▶ _Available records_
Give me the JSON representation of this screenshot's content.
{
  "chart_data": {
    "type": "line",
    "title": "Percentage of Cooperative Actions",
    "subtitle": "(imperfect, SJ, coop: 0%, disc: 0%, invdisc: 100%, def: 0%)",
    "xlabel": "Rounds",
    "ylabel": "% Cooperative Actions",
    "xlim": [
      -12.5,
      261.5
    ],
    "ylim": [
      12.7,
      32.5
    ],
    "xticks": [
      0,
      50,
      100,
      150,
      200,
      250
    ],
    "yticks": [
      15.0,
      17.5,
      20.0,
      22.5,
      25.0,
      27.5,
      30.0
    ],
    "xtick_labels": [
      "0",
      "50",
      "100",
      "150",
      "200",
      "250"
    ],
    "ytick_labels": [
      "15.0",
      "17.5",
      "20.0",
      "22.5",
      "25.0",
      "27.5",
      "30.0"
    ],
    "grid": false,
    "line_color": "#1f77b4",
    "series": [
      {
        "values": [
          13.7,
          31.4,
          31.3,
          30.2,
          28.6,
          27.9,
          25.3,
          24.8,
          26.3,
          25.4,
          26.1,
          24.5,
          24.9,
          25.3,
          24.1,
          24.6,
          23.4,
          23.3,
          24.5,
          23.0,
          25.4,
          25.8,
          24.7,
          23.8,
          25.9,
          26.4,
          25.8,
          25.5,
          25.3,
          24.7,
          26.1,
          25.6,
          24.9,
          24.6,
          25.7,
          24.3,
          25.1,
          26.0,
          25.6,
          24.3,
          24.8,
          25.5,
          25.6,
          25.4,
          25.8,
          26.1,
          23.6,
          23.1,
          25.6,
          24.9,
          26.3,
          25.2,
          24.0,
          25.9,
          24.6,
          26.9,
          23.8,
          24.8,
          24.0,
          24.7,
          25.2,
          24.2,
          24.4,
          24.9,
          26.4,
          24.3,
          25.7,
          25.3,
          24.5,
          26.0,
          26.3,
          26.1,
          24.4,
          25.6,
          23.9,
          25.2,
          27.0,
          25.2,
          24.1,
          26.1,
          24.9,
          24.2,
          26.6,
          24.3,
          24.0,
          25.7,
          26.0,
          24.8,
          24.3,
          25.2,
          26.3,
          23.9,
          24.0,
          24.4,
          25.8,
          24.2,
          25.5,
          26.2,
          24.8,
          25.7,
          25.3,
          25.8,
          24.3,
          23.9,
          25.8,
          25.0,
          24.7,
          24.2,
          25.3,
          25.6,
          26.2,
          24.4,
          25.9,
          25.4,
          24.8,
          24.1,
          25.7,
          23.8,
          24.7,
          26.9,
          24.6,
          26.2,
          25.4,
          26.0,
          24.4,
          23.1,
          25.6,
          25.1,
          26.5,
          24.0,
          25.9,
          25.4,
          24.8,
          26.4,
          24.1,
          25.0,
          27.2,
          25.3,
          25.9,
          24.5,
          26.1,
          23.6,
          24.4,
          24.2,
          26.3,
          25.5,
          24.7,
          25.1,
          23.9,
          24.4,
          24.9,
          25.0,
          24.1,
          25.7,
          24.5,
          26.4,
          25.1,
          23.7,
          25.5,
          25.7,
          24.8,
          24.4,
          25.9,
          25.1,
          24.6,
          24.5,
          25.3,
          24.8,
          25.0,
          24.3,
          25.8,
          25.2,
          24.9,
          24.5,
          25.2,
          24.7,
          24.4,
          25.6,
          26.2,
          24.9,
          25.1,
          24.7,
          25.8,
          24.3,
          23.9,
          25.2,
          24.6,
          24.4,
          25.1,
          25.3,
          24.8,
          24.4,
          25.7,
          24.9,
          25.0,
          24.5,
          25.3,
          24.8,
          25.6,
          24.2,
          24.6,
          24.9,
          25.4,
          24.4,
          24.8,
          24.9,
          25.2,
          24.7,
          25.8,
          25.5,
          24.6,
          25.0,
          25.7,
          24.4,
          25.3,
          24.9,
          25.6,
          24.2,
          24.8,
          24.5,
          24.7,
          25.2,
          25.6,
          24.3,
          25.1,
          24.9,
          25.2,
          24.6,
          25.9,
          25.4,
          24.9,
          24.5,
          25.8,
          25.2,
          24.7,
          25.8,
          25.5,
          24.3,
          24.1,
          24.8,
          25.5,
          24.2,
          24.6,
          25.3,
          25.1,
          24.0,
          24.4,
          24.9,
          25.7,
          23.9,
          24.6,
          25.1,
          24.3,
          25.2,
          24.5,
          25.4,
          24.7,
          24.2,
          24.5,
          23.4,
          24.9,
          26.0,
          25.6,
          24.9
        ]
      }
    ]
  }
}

▶ _Goal_
Wherever the string "Cooperative" appears in the entries above, list that line.

▶ _Result of the task_
    "title": "Percentage of Cooperative Actions",
    "ylabel": "% Cooperative Actions",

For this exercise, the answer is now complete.